■ What you need to do ■
Count every line in the entries that follow where the word "this" appears, then state only the total.

** BEGIN Input **

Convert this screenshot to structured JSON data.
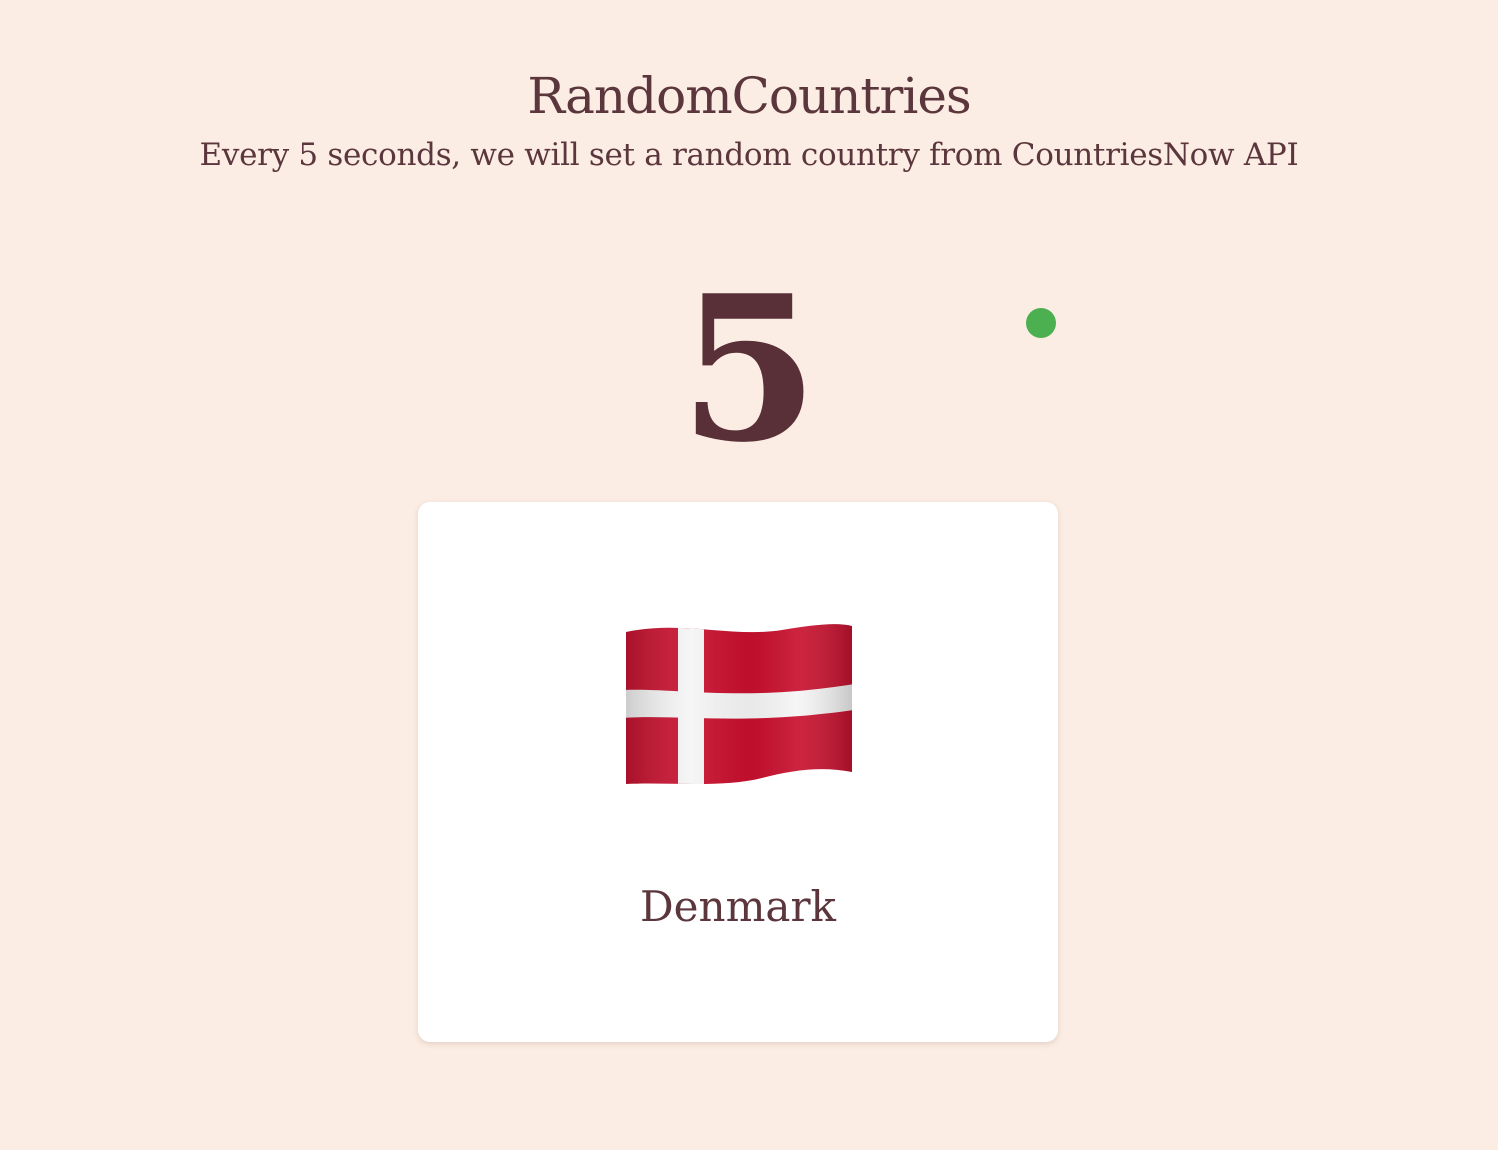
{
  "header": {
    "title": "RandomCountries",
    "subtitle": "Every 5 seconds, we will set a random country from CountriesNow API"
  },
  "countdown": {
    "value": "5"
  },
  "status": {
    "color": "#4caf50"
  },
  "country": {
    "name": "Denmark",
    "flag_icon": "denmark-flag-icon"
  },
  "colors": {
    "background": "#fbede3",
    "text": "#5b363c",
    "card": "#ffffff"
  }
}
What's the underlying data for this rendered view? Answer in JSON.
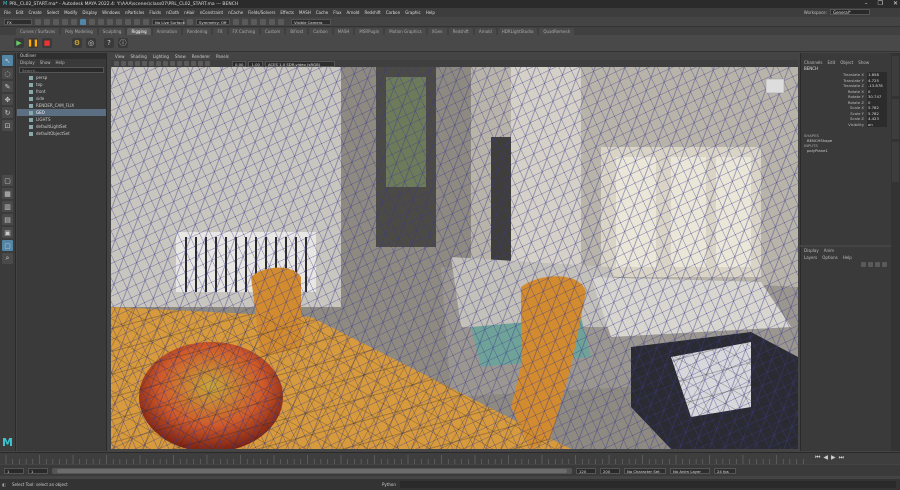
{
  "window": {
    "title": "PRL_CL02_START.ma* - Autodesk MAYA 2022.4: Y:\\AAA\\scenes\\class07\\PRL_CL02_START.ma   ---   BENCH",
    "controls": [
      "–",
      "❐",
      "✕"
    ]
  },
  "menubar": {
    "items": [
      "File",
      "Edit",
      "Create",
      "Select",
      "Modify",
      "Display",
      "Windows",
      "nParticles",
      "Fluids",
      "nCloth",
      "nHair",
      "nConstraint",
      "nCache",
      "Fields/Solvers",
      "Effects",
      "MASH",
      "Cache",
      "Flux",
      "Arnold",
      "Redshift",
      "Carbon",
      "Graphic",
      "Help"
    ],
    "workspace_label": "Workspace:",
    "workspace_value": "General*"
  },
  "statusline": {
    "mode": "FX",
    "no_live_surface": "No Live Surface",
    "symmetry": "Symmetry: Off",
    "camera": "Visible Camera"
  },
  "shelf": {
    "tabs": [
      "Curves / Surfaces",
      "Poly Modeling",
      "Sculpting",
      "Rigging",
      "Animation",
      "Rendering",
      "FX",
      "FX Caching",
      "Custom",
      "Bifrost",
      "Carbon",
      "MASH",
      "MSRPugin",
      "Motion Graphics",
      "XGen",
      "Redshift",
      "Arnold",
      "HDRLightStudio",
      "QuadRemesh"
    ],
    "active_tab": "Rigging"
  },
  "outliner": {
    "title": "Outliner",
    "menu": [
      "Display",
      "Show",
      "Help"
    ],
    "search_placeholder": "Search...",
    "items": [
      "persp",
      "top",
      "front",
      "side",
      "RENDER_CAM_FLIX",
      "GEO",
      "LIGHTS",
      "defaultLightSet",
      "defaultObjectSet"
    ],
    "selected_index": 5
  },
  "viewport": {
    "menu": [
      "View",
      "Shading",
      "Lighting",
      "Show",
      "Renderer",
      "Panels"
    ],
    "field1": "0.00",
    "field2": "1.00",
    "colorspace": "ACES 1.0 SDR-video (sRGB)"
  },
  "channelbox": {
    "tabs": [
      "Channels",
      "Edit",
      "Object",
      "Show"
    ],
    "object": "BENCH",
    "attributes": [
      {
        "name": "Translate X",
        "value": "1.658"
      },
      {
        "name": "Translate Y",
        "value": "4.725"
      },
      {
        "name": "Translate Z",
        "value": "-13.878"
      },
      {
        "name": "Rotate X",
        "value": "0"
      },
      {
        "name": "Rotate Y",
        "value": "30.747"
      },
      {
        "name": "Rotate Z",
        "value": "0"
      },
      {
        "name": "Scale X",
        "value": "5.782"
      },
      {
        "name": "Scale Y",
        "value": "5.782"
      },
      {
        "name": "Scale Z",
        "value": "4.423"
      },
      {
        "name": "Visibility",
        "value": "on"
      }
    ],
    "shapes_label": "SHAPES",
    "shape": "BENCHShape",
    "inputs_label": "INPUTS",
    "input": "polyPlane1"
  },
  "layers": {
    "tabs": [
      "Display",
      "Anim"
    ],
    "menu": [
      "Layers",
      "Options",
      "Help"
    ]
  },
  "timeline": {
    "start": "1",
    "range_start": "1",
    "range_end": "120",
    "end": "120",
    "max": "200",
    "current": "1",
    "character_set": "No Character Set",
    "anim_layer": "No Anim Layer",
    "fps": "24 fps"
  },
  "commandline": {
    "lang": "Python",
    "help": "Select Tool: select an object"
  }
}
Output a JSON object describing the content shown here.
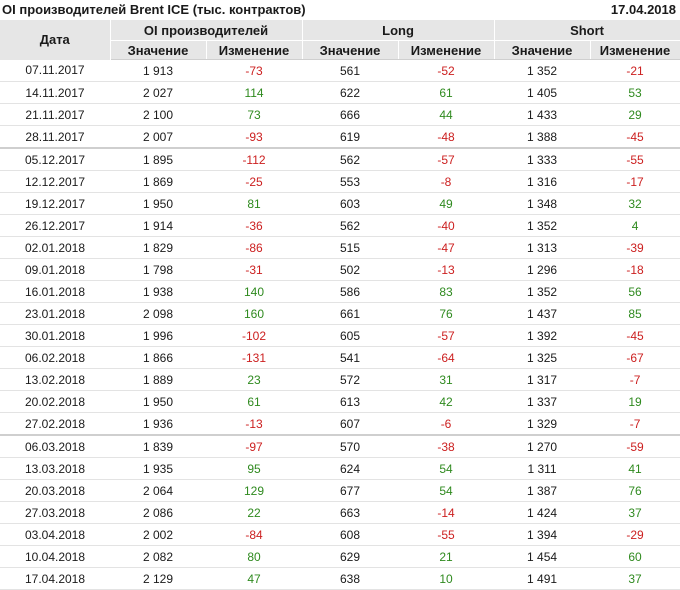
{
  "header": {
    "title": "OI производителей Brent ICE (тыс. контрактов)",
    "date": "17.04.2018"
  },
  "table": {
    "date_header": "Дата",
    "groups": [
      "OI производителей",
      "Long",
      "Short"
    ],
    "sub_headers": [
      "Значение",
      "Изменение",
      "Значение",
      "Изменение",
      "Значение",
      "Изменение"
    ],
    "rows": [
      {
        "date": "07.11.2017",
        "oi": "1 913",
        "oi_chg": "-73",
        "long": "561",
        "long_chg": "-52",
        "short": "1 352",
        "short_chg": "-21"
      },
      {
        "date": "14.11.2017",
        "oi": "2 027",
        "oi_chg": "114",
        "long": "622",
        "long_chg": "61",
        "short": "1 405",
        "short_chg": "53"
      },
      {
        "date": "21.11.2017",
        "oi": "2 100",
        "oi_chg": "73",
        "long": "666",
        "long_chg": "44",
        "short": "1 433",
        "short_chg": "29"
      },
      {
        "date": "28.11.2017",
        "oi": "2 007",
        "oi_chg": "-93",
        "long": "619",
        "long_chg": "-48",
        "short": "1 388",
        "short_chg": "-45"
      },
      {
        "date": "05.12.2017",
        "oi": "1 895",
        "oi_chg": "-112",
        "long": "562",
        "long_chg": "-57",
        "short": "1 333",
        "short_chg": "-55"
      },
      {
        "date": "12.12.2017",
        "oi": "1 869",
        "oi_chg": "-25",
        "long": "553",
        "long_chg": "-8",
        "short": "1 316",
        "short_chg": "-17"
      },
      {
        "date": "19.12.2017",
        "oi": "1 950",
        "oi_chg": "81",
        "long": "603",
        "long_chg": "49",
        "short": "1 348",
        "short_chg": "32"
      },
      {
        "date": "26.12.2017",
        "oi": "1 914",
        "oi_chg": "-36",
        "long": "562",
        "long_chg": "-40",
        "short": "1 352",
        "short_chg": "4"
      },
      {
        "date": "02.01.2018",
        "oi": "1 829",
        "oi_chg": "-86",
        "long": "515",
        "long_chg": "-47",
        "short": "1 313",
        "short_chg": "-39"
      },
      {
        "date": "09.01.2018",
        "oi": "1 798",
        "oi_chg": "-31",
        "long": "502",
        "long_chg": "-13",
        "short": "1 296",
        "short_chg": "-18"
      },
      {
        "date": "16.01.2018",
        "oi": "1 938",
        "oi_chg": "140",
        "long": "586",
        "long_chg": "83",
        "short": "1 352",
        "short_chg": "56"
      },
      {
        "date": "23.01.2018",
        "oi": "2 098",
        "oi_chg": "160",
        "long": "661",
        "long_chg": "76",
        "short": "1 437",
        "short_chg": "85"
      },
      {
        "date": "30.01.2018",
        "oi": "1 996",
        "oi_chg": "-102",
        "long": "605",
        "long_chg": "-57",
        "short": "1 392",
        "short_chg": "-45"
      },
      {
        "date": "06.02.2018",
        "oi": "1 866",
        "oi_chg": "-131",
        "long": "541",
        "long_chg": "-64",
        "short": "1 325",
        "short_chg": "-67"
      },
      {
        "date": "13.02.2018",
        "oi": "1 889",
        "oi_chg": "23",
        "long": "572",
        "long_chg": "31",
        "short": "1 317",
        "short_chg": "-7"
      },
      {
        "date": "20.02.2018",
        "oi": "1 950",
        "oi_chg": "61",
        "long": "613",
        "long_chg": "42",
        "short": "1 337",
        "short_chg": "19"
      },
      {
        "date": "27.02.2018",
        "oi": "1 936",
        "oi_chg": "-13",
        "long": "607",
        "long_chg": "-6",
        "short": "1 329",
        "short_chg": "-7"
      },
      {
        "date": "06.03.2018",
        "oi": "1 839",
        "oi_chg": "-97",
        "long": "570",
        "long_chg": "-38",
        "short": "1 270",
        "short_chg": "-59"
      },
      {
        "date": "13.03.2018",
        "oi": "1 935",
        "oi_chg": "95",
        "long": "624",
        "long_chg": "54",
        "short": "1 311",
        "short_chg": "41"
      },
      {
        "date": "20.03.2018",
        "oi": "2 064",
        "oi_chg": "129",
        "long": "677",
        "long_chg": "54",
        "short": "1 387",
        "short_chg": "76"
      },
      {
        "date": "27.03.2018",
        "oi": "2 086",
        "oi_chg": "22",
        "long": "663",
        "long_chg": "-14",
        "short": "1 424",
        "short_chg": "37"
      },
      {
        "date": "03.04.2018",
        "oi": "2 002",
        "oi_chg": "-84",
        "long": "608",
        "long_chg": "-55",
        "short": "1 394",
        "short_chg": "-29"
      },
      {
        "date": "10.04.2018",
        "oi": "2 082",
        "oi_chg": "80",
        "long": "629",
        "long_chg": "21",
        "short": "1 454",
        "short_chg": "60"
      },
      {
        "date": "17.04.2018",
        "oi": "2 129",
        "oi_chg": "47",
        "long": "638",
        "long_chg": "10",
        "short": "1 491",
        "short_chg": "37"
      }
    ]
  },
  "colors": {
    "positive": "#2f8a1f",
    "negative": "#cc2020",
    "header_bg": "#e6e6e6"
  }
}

** END Input **

■ Answer to the task ■
2